■ Problem description ■
Can you transcribe every line exactly and leave the pictures behind?

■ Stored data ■
⁂
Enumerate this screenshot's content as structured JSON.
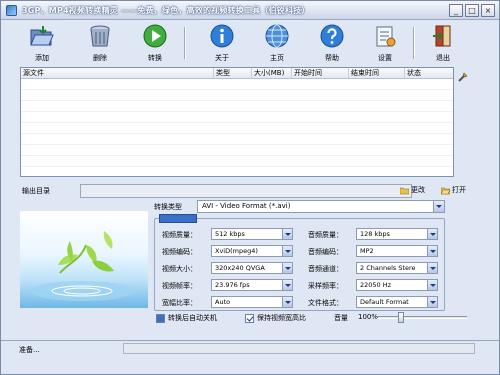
{
  "window": {
    "title": "3GP、MP4视频转换精灵 ——免费，绿色，高效的视频转换工具（伯锐科技）",
    "minimize_label": "_",
    "restore_label": "□",
    "close_label": "×"
  },
  "toolbar": {
    "add": "添加",
    "remove": "删除",
    "convert": "转换",
    "about": "关于",
    "home": "主页",
    "help": "帮助",
    "settings": "设置",
    "exit": "退出"
  },
  "filelist": {
    "columns": [
      "源文件",
      "类型",
      "大小(MB)",
      "开始时间",
      "结束时间",
      "状态"
    ]
  },
  "output": {
    "label": "输出目录",
    "value": "",
    "change": "更改",
    "open": "打开"
  },
  "conversion": {
    "type_label": "转换类型",
    "type_value": "AVI - Video Format (*.avi)"
  },
  "params": {
    "video_quality_label": "视频质量：",
    "video_quality": "512 kbps",
    "audio_quality_label": "音频质量：",
    "audio_quality": "128 kbps",
    "video_codec_label": "视频编码：",
    "video_codec": "XviD(mpeg4)",
    "audio_codec_label": "音频编码：",
    "audio_codec": "MP2",
    "video_size_label": "视频大小：",
    "video_size": "320x240 QVGA",
    "audio_channel_label": "音频通道：",
    "audio_channel": "2 Channels Stere",
    "video_fps_label": "视频帧率：",
    "video_fps": "23.976 fps",
    "sample_rate_label": "采样频率：",
    "sample_rate": "22050 Hz",
    "aspect_label": "宽幅比率：",
    "aspect": "Auto",
    "file_format_label": "文件格式：",
    "file_format": "Default Format"
  },
  "options": {
    "auto_shutdown": "转换后自动关机",
    "keep_aspect": "保持视频宽高比",
    "volume_label": "音量",
    "volume_value": "100%",
    "volume_level": 0.25
  },
  "status": {
    "text": "准备..."
  },
  "colors": {
    "window_bg": "#dfe6f4",
    "accent": "#3a6fc7"
  }
}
⁂
■ Response to the exercise ■
Enumerate this screenshot's content as structured JSON.
{
  "window": {
    "title": "3GP、MP4视频转换精灵 ——免费，绿色，高效的视频转换工具（伯锐科技）",
    "minimize_label": "_",
    "restore_label": "□",
    "close_label": "×"
  },
  "toolbar": {
    "add": "添加",
    "remove": "删除",
    "convert": "转换",
    "about": "关于",
    "home": "主页",
    "help": "帮助",
    "settings": "设置",
    "exit": "退出"
  },
  "filelist": {
    "columns": [
      "源文件",
      "类型",
      "大小(MB)",
      "开始时间",
      "结束时间",
      "状态"
    ]
  },
  "output": {
    "label": "输出目录",
    "value": "",
    "change": "更改",
    "open": "打开"
  },
  "conversion": {
    "type_label": "转换类型",
    "type_value": "AVI - Video Format (*.avi)"
  },
  "params": {
    "video_quality_label": "视频质量：",
    "video_quality": "512 kbps",
    "audio_quality_label": "音频质量：",
    "audio_quality": "128 kbps",
    "video_codec_label": "视频编码：",
    "video_codec": "XviD(mpeg4)",
    "audio_codec_label": "音频编码：",
    "audio_codec": "MP2",
    "video_size_label": "视频大小：",
    "video_size": "320x240 QVGA",
    "audio_channel_label": "音频通道：",
    "audio_channel": "2 Channels Stere",
    "video_fps_label": "视频帧率：",
    "video_fps": "23.976 fps",
    "sample_rate_label": "采样频率：",
    "sample_rate": "22050 Hz",
    "aspect_label": "宽幅比率：",
    "aspect": "Auto",
    "file_format_label": "文件格式：",
    "file_format": "Default Format"
  },
  "options": {
    "auto_shutdown": "转换后自动关机",
    "keep_aspect": "保持视频宽高比",
    "volume_label": "音量",
    "volume_value": "100%",
    "volume_level": 0.25
  },
  "status": {
    "text": "准备..."
  },
  "colors": {
    "window_bg": "#dfe6f4",
    "accent": "#3a6fc7"
  }
}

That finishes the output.